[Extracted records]

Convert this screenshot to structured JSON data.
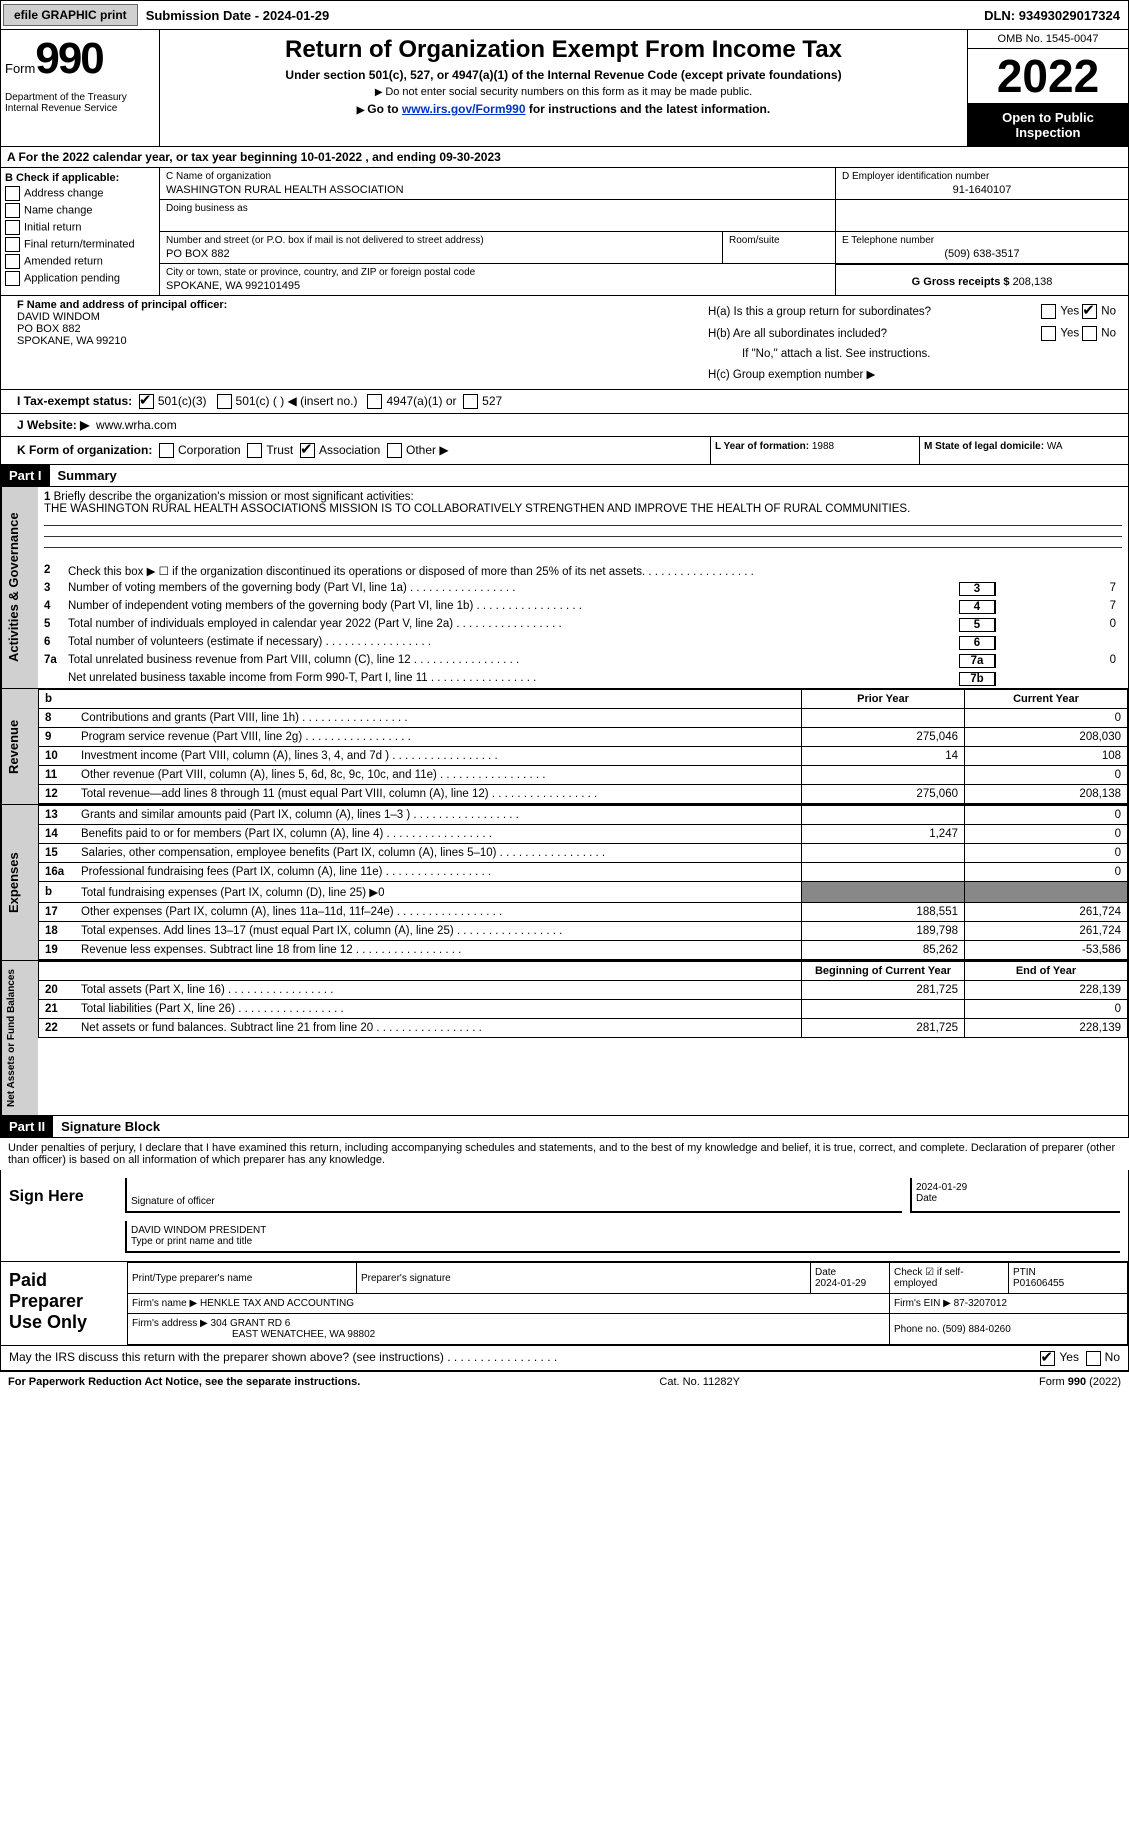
{
  "topbar": {
    "efile": "efile GRAPHIC print",
    "subdate_lbl": "Submission Date - ",
    "subdate": "2024-01-29",
    "dln_lbl": "DLN: ",
    "dln": "93493029017324"
  },
  "hdr": {
    "form": "Form",
    "n990": "990",
    "dept": "Department of the Treasury Internal Revenue Service",
    "title": "Return of Organization Exempt From Income Tax",
    "sub": "Under section 501(c), 527, or 4947(a)(1) of the Internal Revenue Code (except private foundations)",
    "note1": "Do not enter social security numbers on this form as it may be made public.",
    "note2": "Go to ",
    "link": "www.irs.gov/Form990",
    "note3": " for instructions and the latest information.",
    "omb": "OMB No. 1545-0047",
    "year": "2022",
    "pub": "Open to Public Inspection"
  },
  "rowA": {
    "pre": "A For the 2022 calendar year, or tax year beginning ",
    "beg": "10-01-2022",
    "mid": " , and ending ",
    "end": "09-30-2023"
  },
  "colB": {
    "hd": "B Check if applicable:",
    "items": [
      "Address change",
      "Name change",
      "Initial return",
      "Final return/terminated",
      "Amended return",
      "Application pending"
    ]
  },
  "colC": {
    "name_lbl": "C Name of organization",
    "name": "WASHINGTON RURAL HEALTH ASSOCIATION",
    "dba_lbl": "Doing business as",
    "addr_lbl": "Number and street (or P.O. box if mail is not delivered to street address)",
    "room_lbl": "Room/suite",
    "addr": "PO BOX 882",
    "city_lbl": "City or town, state or province, country, and ZIP or foreign postal code",
    "city": "SPOKANE, WA  992101495"
  },
  "colD": {
    "ein_lbl": "D Employer identification number",
    "ein": "91-1640107",
    "tel_lbl": "E Telephone number",
    "tel": "(509) 638-3517",
    "gross_lbl": "G Gross receipts $ ",
    "gross": "208,138"
  },
  "colF": {
    "lbl": "F Name and address of principal officer:",
    "name": "DAVID WINDOM",
    "addr": "PO BOX 882",
    "city": "SPOKANE, WA  99210"
  },
  "colH": {
    "a": "H(a)  Is this a group return for subordinates?",
    "b": "H(b)  Are all subordinates included?",
    "bnote": "If \"No,\" attach a list. See instructions.",
    "c": "H(c)  Group exemption number ▶",
    "yes": "Yes",
    "no": "No"
  },
  "rowI": {
    "lbl": "I  Tax-exempt status:",
    "o1": "501(c)(3)",
    "o2": "501(c) (  ) ◀ (insert no.)",
    "o3": "4947(a)(1) or",
    "o4": "527"
  },
  "rowJ": {
    "lbl": "J  Website: ▶",
    "val": "www.wrha.com"
  },
  "rowK": {
    "lbl": "K Form of organization:",
    "o1": "Corporation",
    "o2": "Trust",
    "o3": "Association",
    "o4": "Other ▶"
  },
  "rowL": {
    "lbl": "L Year of formation: ",
    "val": "1988"
  },
  "rowM": {
    "lbl": "M State of legal domicile: ",
    "val": "WA"
  },
  "part1": {
    "tag": "Part I",
    "title": "Summary"
  },
  "s1": {
    "num": "1",
    "lbl": "Briefly describe the organization's mission or most significant activities:",
    "txt": "THE WASHINGTON RURAL HEALTH ASSOCIATIONS MISSION IS TO COLLABORATIVELY STRENGTHEN AND IMPROVE THE HEALTH OF RURAL COMMUNITIES."
  },
  "act": {
    "tab": "Activities & Governance",
    "rows": [
      {
        "n": "2",
        "t": "Check this box ▶ ☐ if the organization discontinued its operations or disposed of more than 25% of its net assets."
      },
      {
        "n": "3",
        "t": "Number of voting members of the governing body (Part VI, line 1a)",
        "box": "3",
        "v": "7"
      },
      {
        "n": "4",
        "t": "Number of independent voting members of the governing body (Part VI, line 1b)",
        "box": "4",
        "v": "7"
      },
      {
        "n": "5",
        "t": "Total number of individuals employed in calendar year 2022 (Part V, line 2a)",
        "box": "5",
        "v": "0"
      },
      {
        "n": "6",
        "t": "Total number of volunteers (estimate if necessary)",
        "box": "6",
        "v": ""
      },
      {
        "n": "7a",
        "t": "Total unrelated business revenue from Part VIII, column (C), line 12",
        "box": "7a",
        "v": "0"
      },
      {
        "n": "",
        "t": "Net unrelated business taxable income from Form 990-T, Part I, line 11",
        "box": "7b",
        "v": ""
      }
    ]
  },
  "rev": {
    "tab": "Revenue",
    "hd_py": "Prior Year",
    "hd_cy": "Current Year",
    "rows": [
      {
        "n": "8",
        "t": "Contributions and grants (Part VIII, line 1h)",
        "py": "",
        "cy": "0"
      },
      {
        "n": "9",
        "t": "Program service revenue (Part VIII, line 2g)",
        "py": "275,046",
        "cy": "208,030"
      },
      {
        "n": "10",
        "t": "Investment income (Part VIII, column (A), lines 3, 4, and 7d )",
        "py": "14",
        "cy": "108"
      },
      {
        "n": "11",
        "t": "Other revenue (Part VIII, column (A), lines 5, 6d, 8c, 9c, 10c, and 11e)",
        "py": "",
        "cy": "0"
      },
      {
        "n": "12",
        "t": "Total revenue—add lines 8 through 11 (must equal Part VIII, column (A), line 12)",
        "py": "275,060",
        "cy": "208,138"
      }
    ]
  },
  "exp": {
    "tab": "Expenses",
    "rows": [
      {
        "n": "13",
        "t": "Grants and similar amounts paid (Part IX, column (A), lines 1–3 )",
        "py": "",
        "cy": "0"
      },
      {
        "n": "14",
        "t": "Benefits paid to or for members (Part IX, column (A), line 4)",
        "py": "1,247",
        "cy": "0"
      },
      {
        "n": "15",
        "t": "Salaries, other compensation, employee benefits (Part IX, column (A), lines 5–10)",
        "py": "",
        "cy": "0"
      },
      {
        "n": "16a",
        "t": "Professional fundraising fees (Part IX, column (A), line 11e)",
        "py": "",
        "cy": "0"
      },
      {
        "n": "b",
        "t": "Total fundraising expenses (Part IX, column (D), line 25) ▶0",
        "gray": true
      },
      {
        "n": "17",
        "t": "Other expenses (Part IX, column (A), lines 11a–11d, 11f–24e)",
        "py": "188,551",
        "cy": "261,724"
      },
      {
        "n": "18",
        "t": "Total expenses. Add lines 13–17 (must equal Part IX, column (A), line 25)",
        "py": "189,798",
        "cy": "261,724"
      },
      {
        "n": "19",
        "t": "Revenue less expenses. Subtract line 18 from line 12",
        "py": "85,262",
        "cy": "-53,586"
      }
    ]
  },
  "na": {
    "tab": "Net Assets or Fund Balances",
    "hd_py": "Beginning of Current Year",
    "hd_cy": "End of Year",
    "rows": [
      {
        "n": "20",
        "t": "Total assets (Part X, line 16)",
        "py": "281,725",
        "cy": "228,139"
      },
      {
        "n": "21",
        "t": "Total liabilities (Part X, line 26)",
        "py": "",
        "cy": "0"
      },
      {
        "n": "22",
        "t": "Net assets or fund balances. Subtract line 21 from line 20",
        "py": "281,725",
        "cy": "228,139"
      }
    ]
  },
  "part2": {
    "tag": "Part II",
    "title": "Signature Block"
  },
  "decl": "Under penalties of perjury, I declare that I have examined this return, including accompanying schedules and statements, and to the best of my knowledge and belief, it is true, correct, and complete. Declaration of preparer (other than officer) is based on all information of which preparer has any knowledge.",
  "sig": {
    "here": "Sign Here",
    "sig_lbl": "Signature of officer",
    "date": "2024-01-29",
    "date_lbl": "Date",
    "name": "DAVID WINDOM  PRESIDENT",
    "name_lbl": "Type or print name and title"
  },
  "prep": {
    "lbl": "Paid Preparer Use Only",
    "r1_a": "Print/Type preparer's name",
    "r1_b": "Preparer's signature",
    "r1_c": "Date",
    "r1_cv": "2024-01-29",
    "r1_d": "Check ☑ if self-employed",
    "r1_e": "PTIN",
    "r1_ev": "P01606455",
    "r2_a": "Firm's name    ▶ ",
    "r2_av": "HENKLE TAX AND ACCOUNTING",
    "r2_b": "Firm's EIN ▶ ",
    "r2_bv": "87-3207012",
    "r3_a": "Firm's address ▶ ",
    "r3_av": "304 GRANT RD 6",
    "r3_av2": "EAST WENATCHEE, WA  98802",
    "r3_b": "Phone no. ",
    "r3_bv": "(509) 884-0260"
  },
  "discuss": {
    "t": "May the IRS discuss this return with the preparer shown above? (see instructions)",
    "yes": "Yes",
    "no": "No"
  },
  "foot": {
    "l": "For Paperwork Reduction Act Notice, see the separate instructions.",
    "c": "Cat. No. 11282Y",
    "r": "Form 990 (2022)"
  }
}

Problem to work on -> Copy each line of the entries that includes the word "Under".

The completed task ->
    "sub": "Under section 501(c), 527, or 4947(a)(1) of the Internal Revenue Code (except private foundations)",
  "decl": "Under penalties of perjury, I declare that I have examined this return, including accompanying schedules and statements, and to the best of my knowledge and belief, it is true, correct, and complete. Declaration of preparer (other than officer) is based on all information of which preparer has any knowledge.",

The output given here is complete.